(Recorded data)
[Begin]

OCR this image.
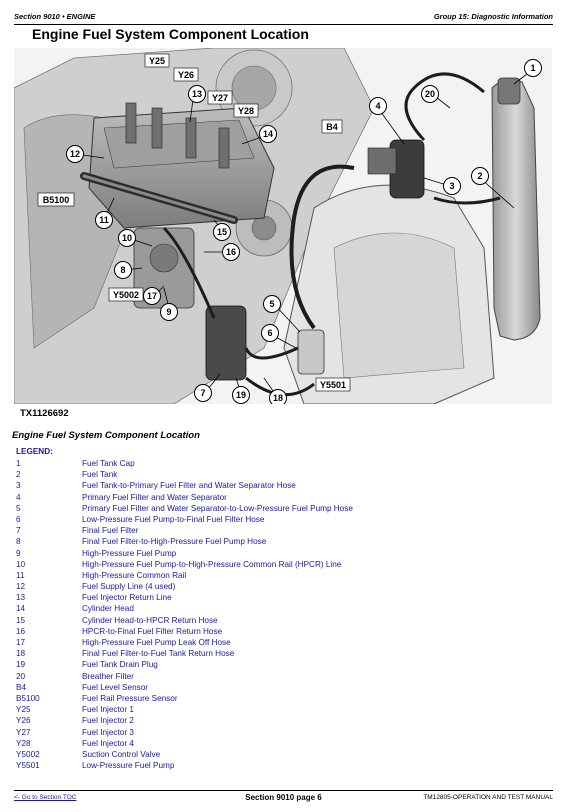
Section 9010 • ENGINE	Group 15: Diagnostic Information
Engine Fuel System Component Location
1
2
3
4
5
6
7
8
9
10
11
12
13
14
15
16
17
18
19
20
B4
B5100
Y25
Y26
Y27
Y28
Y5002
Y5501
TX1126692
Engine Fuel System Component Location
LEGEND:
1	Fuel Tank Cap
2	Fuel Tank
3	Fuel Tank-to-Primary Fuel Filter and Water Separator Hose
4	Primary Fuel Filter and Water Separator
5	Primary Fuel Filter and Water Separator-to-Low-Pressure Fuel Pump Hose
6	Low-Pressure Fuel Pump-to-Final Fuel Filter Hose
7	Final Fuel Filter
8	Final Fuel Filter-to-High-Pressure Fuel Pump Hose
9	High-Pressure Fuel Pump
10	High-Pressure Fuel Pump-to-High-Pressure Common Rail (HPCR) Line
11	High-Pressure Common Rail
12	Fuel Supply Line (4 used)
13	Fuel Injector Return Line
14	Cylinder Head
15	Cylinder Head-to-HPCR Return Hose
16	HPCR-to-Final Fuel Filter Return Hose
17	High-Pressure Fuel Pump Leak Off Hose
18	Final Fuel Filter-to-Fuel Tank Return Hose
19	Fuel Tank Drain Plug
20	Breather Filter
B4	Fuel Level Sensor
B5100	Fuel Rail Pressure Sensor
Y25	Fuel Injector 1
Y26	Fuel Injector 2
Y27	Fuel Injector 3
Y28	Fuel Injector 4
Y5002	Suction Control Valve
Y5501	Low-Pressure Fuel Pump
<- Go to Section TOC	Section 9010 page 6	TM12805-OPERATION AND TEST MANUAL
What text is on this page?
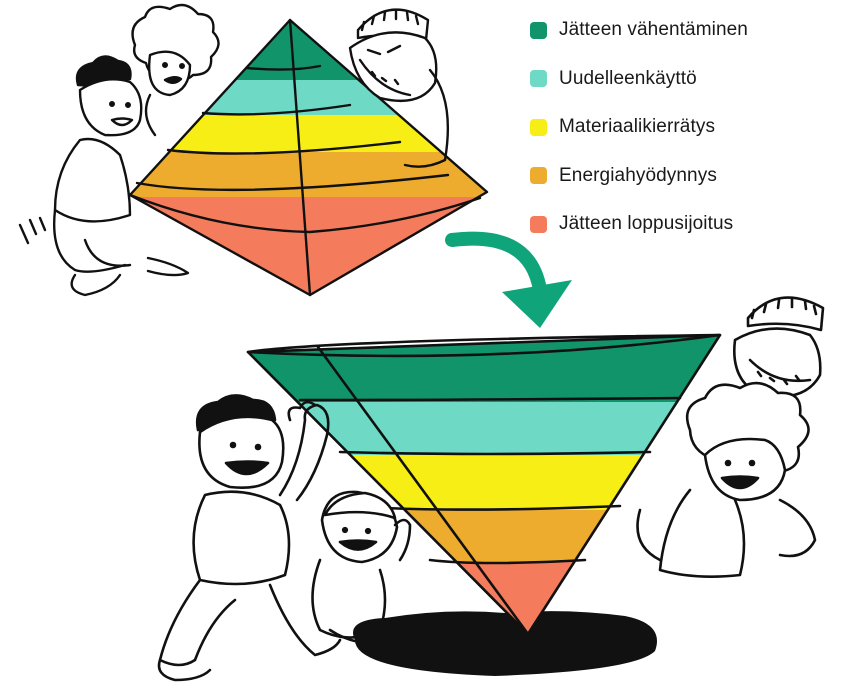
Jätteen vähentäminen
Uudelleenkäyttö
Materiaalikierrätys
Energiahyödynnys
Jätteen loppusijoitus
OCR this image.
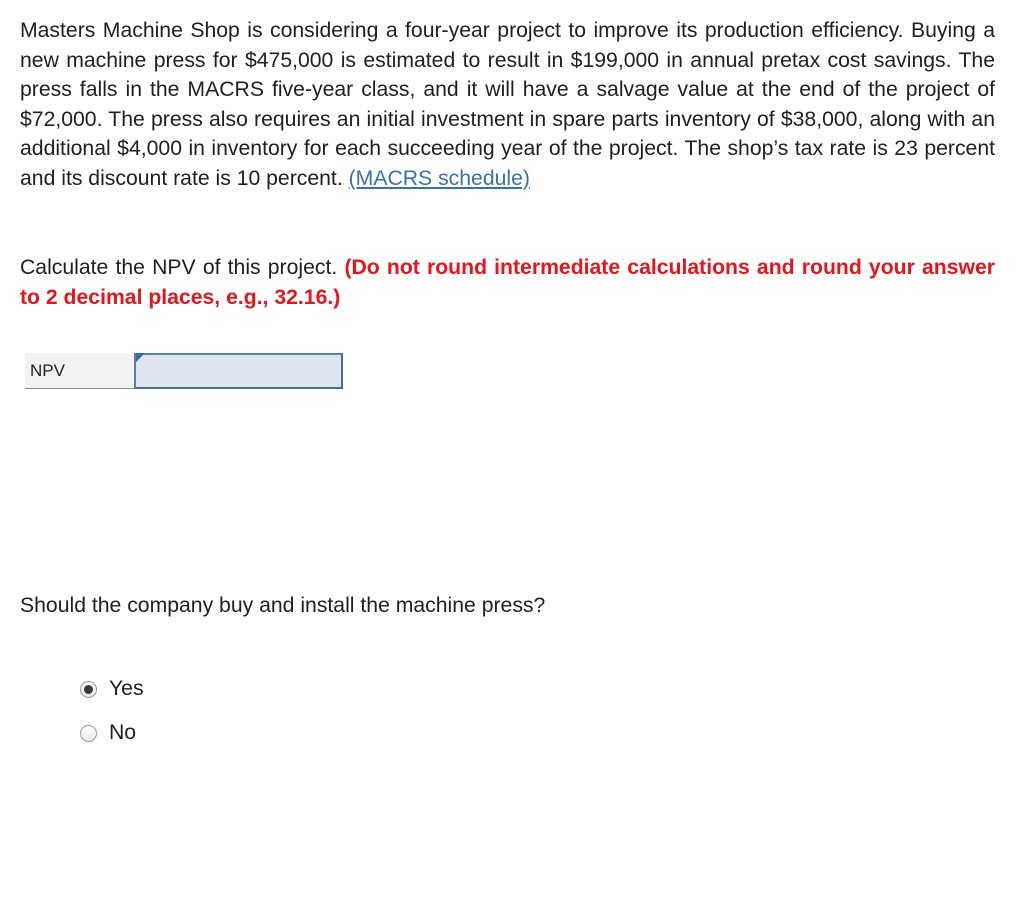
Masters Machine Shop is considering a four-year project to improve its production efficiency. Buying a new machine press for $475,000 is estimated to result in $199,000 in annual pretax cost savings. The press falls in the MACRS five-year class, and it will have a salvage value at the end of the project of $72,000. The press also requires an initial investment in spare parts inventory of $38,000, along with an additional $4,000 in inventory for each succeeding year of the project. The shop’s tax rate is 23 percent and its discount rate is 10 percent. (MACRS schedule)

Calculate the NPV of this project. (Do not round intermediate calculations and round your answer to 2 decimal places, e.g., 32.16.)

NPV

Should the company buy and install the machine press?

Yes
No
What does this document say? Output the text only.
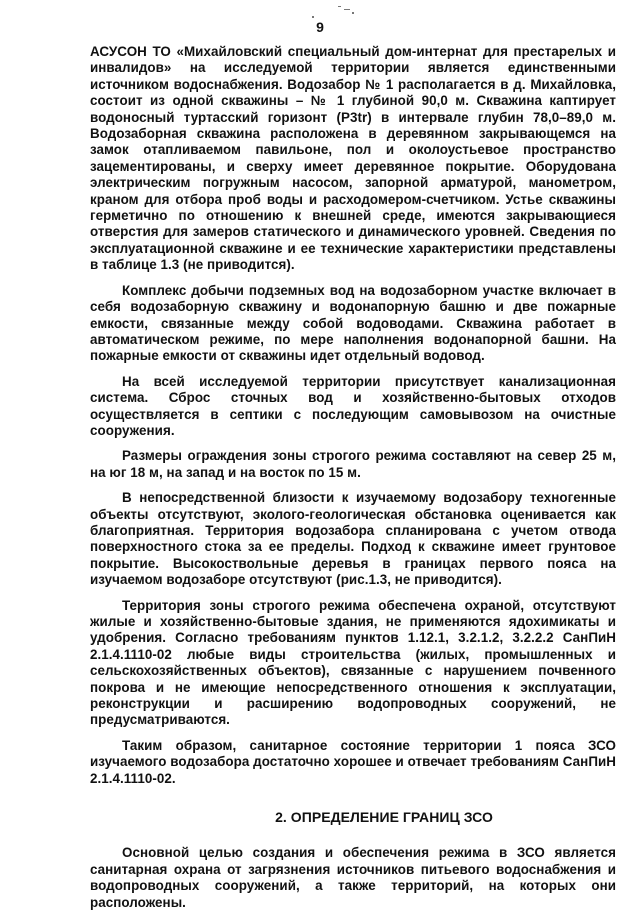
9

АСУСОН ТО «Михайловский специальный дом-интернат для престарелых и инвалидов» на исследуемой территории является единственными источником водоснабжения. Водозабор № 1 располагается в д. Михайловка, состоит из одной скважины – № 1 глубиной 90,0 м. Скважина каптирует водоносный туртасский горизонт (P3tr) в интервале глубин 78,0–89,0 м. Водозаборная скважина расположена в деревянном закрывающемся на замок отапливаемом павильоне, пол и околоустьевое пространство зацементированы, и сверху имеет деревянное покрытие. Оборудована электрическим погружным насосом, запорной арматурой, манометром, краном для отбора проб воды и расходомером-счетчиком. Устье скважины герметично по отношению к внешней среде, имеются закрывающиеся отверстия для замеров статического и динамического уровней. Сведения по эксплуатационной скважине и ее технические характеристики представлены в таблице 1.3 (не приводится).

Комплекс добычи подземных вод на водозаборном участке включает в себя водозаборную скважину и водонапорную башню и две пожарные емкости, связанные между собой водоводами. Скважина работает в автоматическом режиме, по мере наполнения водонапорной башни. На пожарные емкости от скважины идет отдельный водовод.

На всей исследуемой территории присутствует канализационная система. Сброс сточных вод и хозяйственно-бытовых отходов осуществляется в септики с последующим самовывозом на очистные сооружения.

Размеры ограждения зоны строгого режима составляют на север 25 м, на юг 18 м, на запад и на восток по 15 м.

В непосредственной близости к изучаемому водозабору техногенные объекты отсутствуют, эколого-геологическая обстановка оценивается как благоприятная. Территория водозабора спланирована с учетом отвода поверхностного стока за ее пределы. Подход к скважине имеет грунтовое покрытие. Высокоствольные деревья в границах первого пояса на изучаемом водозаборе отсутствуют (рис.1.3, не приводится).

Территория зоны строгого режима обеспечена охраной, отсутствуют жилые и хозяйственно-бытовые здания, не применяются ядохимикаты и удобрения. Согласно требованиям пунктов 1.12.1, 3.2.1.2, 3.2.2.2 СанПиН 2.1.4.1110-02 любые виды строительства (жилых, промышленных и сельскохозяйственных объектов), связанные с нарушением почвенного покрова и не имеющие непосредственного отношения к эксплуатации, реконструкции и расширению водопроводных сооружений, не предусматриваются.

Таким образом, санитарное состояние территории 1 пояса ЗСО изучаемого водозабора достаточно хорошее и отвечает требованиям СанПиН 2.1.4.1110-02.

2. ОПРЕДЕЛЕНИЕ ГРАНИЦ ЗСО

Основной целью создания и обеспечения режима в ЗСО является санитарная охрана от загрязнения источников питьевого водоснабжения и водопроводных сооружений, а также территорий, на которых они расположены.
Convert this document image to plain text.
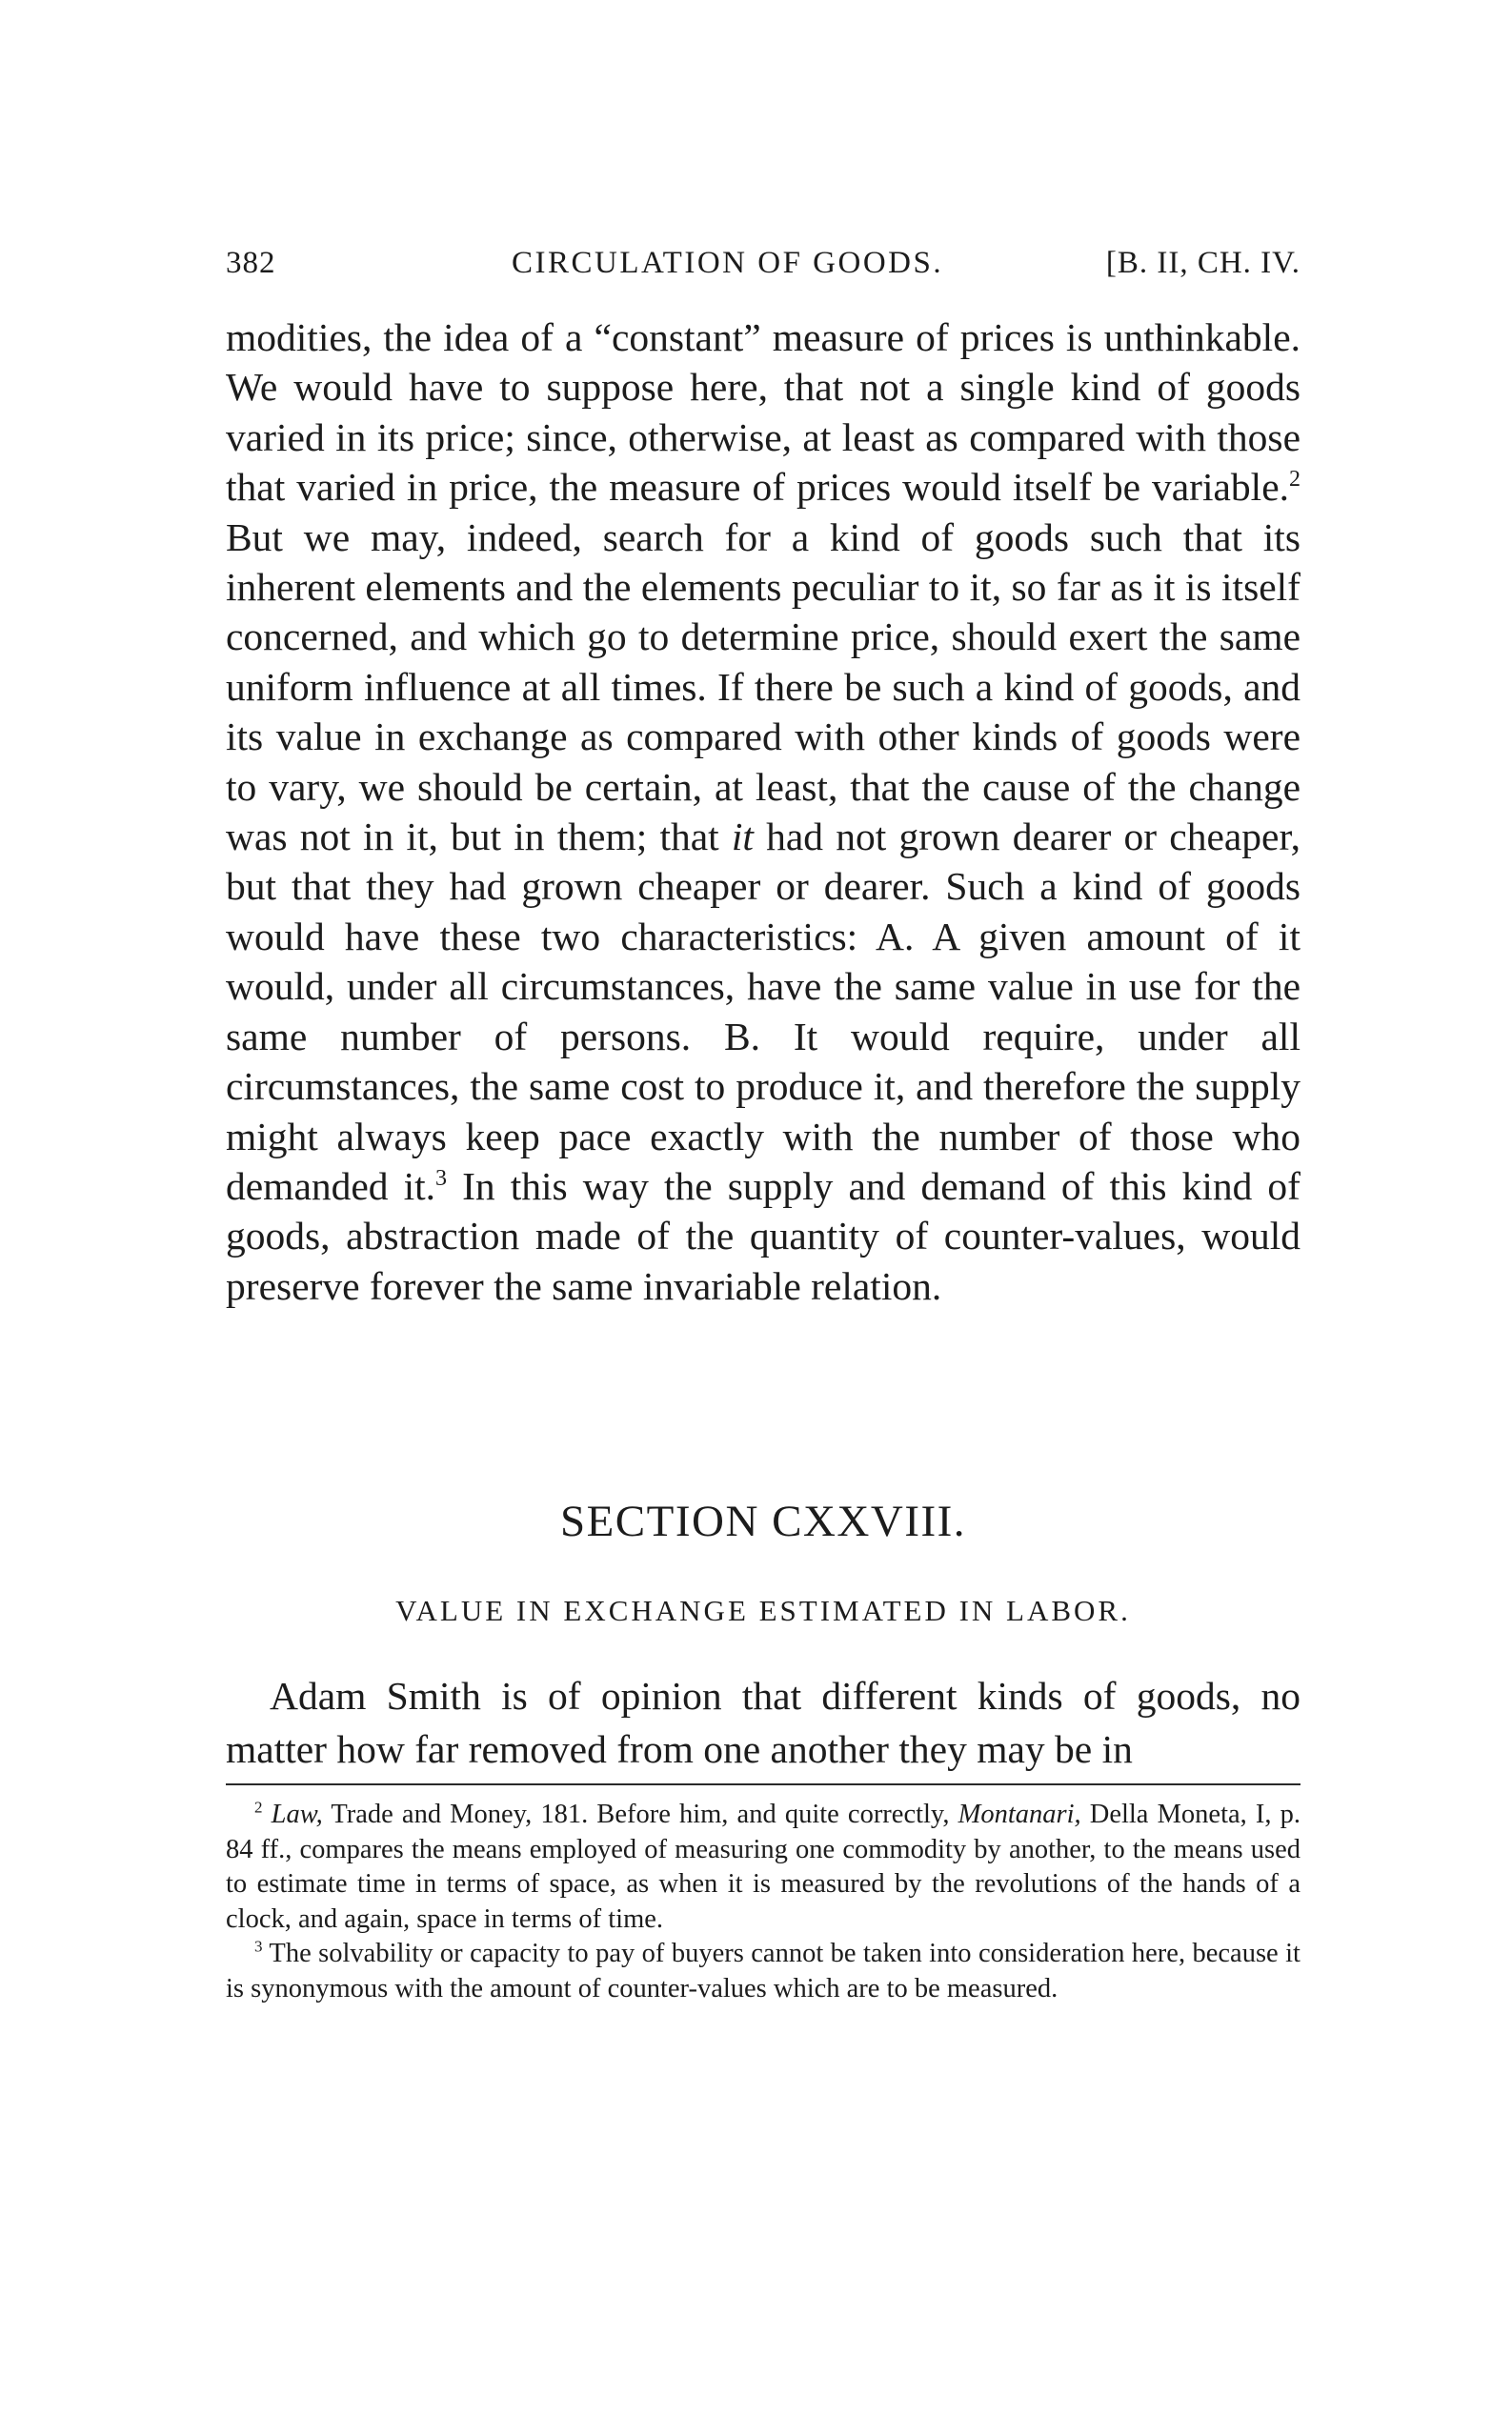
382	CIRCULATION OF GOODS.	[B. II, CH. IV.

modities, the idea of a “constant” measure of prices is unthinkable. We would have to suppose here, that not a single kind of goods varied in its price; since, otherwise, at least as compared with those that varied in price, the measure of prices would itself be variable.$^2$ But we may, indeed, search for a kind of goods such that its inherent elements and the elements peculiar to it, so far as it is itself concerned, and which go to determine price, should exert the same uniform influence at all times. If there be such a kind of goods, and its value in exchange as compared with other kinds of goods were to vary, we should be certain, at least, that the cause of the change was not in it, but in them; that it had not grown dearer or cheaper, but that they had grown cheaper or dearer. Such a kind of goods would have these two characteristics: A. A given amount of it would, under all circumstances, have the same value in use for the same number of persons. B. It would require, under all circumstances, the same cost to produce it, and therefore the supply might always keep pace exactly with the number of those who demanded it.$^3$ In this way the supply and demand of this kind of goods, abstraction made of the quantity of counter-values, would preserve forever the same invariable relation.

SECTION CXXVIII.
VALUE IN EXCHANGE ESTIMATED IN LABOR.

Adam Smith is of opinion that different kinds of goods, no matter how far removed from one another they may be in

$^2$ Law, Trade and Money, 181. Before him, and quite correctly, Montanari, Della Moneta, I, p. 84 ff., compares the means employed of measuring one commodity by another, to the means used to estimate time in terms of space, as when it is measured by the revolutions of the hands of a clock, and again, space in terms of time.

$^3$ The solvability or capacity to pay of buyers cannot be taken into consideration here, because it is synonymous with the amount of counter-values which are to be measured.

[End]

- What needs to be done: Ignore the images and quote every line of the listing exactly.

- Full output:
OCR this image.
Section 9010 • ENGINE	Group 15: Diagnostic Information
Engine Fuel System Component Location
1
2
3
4
5
6
7
8
9
10
11
12
13
14
15
16
17
18
19
20
B4
B5100
Y25
Y26
Y27
Y28
Y5002
Y5501
TX1126692
Engine Fuel System Component Location
LEGEND:
1	Fuel Tank Cap
2	Fuel Tank
3	Fuel Tank-to-Primary Fuel Filter and Water Separator Hose
4	Primary Fuel Filter and Water Separator
5	Primary Fuel Filter and Water Separator-to-Low-Pressure Fuel Pump Hose
6	Low-Pressure Fuel Pump-to-Final Fuel Filter Hose
7	Final Fuel Filter
8	Final Fuel Filter-to-High-Pressure Fuel Pump Hose
9	High-Pressure Fuel Pump
10	High-Pressure Fuel Pump-to-High-Pressure Common Rail (HPCR) Line
11	High-Pressure Common Rail
12	Fuel Supply Line (4 used)
13	Fuel Injector Return Line
14	Cylinder Head
15	Cylinder Head-to-HPCR Return Hose
16	HPCR-to-Final Fuel Filter Return Hose
17	High-Pressure Fuel Pump Leak Off Hose
18	Final Fuel Filter-to-Fuel Tank Return Hose
19	Fuel Tank Drain Plug
20	Breather Filter
B4	Fuel Level Sensor
B5100	Fuel Rail Pressure Sensor
Y25	Fuel Injector 1
Y26	Fuel Injector 2
Y27	Fuel Injector 3
Y28	Fuel Injector 4
Y5002	Suction Control Valve
Y5501	Low-Pressure Fuel Pump
<- Go to Section TOC	Section 9010 page 6	TM12805-OPERATION AND TEST MANUAL
What text is on this page?
Jätteen vähentäminen
Uudelleenkäyttö
Materiaalikierrätys
Energiahyödynnys
Jätteen loppusijoitus
OCR this image.
Masters Machine Shop is considering a four-year project to improve its production efficiency. Buying a new machine press for $475,000 is estimated to result in $199,000 in annual pretax cost savings. The press falls in the MACRS five-year class, and it will have a salvage value at the end of the project of $72,000. The press also requires an initial investment in spare parts inventory of $38,000, along with an additional $4,000 in inventory for each succeeding year of the project. The shop’s tax rate is 23 percent and its discount rate is 10 percent. (MACRS schedule)

Calculate the NPV of this project. (Do not round intermediate calculations and round your answer to 2 decimal places, e.g., 32.16.)

NPV

Should the company buy and install the machine press?

Yes
No
What does this document say? Output the text only.
9

АСУСОН ТО «Михайловский специальный дом-интернат для престарелых и инвалидов» на исследуемой территории является единственными источником водоснабжения. Водозабор № 1 располагается в д. Михайловка, состоит из одной скважины – № 1 глубиной 90,0 м. Скважина каптирует водоносный туртасский горизонт (P3tr) в интервале глубин 78,0–89,0 м. Водозаборная скважина расположена в деревянном закрывающемся на замок отапливаемом павильоне, пол и околоустьевое пространство зацементированы, и сверху имеет деревянное покрытие. Оборудована электрическим погружным насосом, запорной арматурой, манометром, краном для отбора проб воды и расходомером-счетчиком. Устье скважины герметично по отношению к внешней среде, имеются закрывающиеся отверстия для замеров статического и динамического уровней. Сведения по эксплуатационной скважине и ее технические характеристики представлены в таблице 1.3 (не приводится).

Комплекс добычи подземных вод на водозаборном участке включает в себя водозаборную скважину и водонапорную башню и две пожарные емкости, связанные между собой водоводами. Скважина работает в автоматическом режиме, по мере наполнения водонапорной башни. На пожарные емкости от скважины идет отдельный водовод.

На всей исследуемой территории присутствует канализационная система. Сброс сточных вод и хозяйственно-бытовых отходов осуществляется в септики с последующим самовывозом на очистные сооружения.

Размеры ограждения зоны строгого режима составляют на север 25 м, на юг 18 м, на запад и на восток по 15 м.

В непосредственной близости к изучаемому водозабору техногенные объекты отсутствуют, эколого-геологическая обстановка оценивается как благоприятная. Территория водозабора спланирована с учетом отвода поверхностного стока за ее пределы. Подход к скважине имеет грунтовое покрытие. Высокоствольные деревья в границах первого пояса на изучаемом водозаборе отсутствуют (рис.1.3, не приводится).

Территория зоны строгого режима обеспечена охраной, отсутствуют жилые и хозяйственно-бытовые здания, не применяются ядохимикаты и удобрения. Согласно требованиям пунктов 1.12.1, 3.2.1.2, 3.2.2.2 СанПиН 2.1.4.1110-02 любые виды строительства (жилых, промышленных и сельскохозяйственных объектов), связанные с нарушением почвенного покрова и не имеющие непосредственного отношения к эксплуатации, реконструкции и расширению водопроводных сооружений, не предусматриваются.

Таким образом, санитарное состояние территории 1 пояса ЗСО изучаемого водозабора достаточно хорошее и отвечает требованиям СанПиН 2.1.4.1110-02.

2. ОПРЕДЕЛЕНИЕ ГРАНИЦ ЗСО

Основной целью создания и обеспечения режима в ЗСО является санитарная охрана от загрязнения источников питьевого водоснабжения и водопроводных сооружений, а также территорий, на которых они расположены.
Convert this document image to plain text.
382	CIRCULATION OF GOODS.	[B. II, CH. IV.

modities, the idea of a “constant” measure of prices is unthinkable. We would have to suppose here, that not a single kind of goods varied in its price; since, otherwise, at least as compared with those that varied in price, the measure of prices would itself be variable.$^2$ But we may, indeed, search for a kind of goods such that its inherent elements and the elements peculiar to it, so far as it is itself concerned, and which go to determine price, should exert the same uniform influence at all times. If there be such a kind of goods, and its value in exchange as compared with other kinds of goods were to vary, we should be certain, at least, that the cause of the change was not in it, but in them; that it had not grown dearer or cheaper, but that they had grown cheaper or dearer. Such a kind of goods would have these two characteristics: A. A given amount of it would, under all circumstances, have the same value in use for the same number of persons. B. It would require, under all circumstances, the same cost to produce it, and therefore the supply might always keep pace exactly with the number of those who demanded it.$^3$ In this way the supply and demand of this kind of goods, abstraction made of the quantity of counter-values, would preserve forever the same invariable relation.

SECTION CXXVIII.
VALUE IN EXCHANGE ESTIMATED IN LABOR.

Adam Smith is of opinion that different kinds of goods, no matter how far removed from one another they may be in

$^2$ Law, Trade and Money, 181. Before him, and quite correctly, Montanari, Della Moneta, I, p. 84 ff., compares the means employed of measuring one commodity by another, to the means used to estimate time in terms of space, as when it is measured by the revolutions of the hands of a clock, and again, space in terms of time.

$^3$ The solvability or capacity to pay of buyers cannot be taken into consideration here, because it is synonymous with the amount of counter-values which are to be measured.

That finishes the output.